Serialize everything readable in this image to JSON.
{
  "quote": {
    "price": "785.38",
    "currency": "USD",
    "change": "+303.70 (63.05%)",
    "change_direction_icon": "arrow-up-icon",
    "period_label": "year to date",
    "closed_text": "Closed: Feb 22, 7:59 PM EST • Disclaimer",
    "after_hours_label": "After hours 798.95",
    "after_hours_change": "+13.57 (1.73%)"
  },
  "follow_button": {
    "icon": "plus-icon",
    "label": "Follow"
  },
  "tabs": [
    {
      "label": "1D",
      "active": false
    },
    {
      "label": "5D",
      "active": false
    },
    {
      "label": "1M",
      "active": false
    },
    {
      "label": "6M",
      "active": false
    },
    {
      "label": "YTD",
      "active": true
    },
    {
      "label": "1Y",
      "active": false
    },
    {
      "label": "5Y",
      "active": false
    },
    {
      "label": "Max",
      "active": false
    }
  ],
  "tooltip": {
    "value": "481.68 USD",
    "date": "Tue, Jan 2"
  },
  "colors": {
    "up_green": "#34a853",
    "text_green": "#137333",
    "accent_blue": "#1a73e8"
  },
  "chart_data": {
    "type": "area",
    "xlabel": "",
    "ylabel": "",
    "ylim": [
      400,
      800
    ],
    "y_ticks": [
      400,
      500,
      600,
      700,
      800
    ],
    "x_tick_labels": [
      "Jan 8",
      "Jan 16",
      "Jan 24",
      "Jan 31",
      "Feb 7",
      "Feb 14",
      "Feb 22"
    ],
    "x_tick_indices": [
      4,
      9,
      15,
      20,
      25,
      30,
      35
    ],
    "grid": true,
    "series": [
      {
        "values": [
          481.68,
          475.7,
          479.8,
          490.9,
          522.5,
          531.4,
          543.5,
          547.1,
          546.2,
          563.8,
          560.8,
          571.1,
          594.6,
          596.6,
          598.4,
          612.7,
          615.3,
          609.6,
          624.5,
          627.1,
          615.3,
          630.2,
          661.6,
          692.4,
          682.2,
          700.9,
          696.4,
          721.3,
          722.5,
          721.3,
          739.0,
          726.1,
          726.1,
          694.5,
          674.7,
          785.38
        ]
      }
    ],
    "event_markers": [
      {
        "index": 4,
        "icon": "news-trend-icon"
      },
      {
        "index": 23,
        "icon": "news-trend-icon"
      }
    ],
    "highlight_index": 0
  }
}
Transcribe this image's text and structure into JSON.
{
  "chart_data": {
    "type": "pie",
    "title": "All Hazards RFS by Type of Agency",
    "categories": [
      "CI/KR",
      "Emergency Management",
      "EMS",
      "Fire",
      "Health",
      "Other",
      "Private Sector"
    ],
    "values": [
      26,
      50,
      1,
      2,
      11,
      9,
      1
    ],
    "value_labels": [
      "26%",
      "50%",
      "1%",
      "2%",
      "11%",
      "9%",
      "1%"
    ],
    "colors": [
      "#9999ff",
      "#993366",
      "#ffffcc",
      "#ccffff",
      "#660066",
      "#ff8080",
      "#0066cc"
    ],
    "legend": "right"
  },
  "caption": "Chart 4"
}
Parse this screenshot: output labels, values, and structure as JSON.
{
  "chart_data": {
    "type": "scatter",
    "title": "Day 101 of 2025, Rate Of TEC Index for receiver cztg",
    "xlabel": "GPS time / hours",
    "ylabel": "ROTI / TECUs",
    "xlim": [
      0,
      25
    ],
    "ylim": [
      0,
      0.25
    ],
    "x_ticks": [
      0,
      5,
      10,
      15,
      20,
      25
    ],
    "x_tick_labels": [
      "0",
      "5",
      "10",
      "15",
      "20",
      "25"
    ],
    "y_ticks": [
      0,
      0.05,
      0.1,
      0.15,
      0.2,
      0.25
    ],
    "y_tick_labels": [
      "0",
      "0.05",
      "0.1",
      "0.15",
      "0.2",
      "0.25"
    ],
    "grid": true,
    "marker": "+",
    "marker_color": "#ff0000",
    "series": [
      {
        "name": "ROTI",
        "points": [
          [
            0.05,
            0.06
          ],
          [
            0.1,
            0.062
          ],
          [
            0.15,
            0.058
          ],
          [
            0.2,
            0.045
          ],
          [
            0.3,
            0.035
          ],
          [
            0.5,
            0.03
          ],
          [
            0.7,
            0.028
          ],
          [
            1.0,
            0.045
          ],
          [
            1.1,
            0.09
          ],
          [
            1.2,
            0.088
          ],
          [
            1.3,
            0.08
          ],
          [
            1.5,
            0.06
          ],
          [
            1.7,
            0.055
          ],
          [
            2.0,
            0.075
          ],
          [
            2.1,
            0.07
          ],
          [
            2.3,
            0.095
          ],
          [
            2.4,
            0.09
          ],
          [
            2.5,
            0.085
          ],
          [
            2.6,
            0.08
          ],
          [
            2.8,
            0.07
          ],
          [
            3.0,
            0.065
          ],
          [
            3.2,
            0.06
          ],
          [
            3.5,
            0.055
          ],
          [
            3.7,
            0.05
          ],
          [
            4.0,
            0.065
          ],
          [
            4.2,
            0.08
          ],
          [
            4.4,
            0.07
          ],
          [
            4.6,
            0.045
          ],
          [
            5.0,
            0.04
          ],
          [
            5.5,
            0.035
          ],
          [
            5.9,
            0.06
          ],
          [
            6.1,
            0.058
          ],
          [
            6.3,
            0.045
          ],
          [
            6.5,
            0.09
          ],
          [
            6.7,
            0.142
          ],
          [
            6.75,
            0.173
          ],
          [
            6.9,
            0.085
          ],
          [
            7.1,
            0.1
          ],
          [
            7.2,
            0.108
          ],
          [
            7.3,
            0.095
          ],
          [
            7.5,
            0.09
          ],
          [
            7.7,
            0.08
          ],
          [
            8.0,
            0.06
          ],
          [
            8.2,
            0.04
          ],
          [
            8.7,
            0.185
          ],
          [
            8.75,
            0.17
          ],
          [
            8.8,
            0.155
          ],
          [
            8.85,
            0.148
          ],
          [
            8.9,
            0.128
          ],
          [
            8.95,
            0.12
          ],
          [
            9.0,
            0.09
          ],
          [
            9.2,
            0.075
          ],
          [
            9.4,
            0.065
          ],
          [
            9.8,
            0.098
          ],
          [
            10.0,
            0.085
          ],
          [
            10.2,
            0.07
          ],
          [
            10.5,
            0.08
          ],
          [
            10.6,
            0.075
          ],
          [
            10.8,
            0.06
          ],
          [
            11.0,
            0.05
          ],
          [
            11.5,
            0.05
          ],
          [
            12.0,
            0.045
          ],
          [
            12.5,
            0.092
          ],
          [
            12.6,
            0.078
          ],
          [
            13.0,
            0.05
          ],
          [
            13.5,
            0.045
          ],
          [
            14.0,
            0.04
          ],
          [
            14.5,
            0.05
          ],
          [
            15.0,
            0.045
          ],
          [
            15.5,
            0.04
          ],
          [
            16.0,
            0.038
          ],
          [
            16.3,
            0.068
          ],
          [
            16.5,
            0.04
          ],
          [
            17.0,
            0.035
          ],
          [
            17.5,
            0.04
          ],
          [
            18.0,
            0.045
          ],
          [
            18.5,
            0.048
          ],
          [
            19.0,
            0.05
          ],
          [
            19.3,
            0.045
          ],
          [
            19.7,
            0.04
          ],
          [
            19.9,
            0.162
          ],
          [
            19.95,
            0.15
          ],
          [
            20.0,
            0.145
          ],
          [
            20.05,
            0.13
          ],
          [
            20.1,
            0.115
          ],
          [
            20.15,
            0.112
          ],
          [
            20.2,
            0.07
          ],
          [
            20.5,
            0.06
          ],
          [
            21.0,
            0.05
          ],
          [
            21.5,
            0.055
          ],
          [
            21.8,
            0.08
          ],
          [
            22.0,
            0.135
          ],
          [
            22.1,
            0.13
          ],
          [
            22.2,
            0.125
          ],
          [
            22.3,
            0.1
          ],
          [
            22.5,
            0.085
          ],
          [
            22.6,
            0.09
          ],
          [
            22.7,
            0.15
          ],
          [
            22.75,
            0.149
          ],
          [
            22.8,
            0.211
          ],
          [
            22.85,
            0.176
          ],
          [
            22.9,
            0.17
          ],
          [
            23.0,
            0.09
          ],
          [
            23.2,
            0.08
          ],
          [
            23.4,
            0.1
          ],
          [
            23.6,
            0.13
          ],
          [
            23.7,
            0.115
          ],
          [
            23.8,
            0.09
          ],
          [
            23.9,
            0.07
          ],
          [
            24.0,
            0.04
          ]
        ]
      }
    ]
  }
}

• • • • • • •

Brief:
Work out how many lines in the records above contain the word "icon", and give only that number.

Answer in full:
4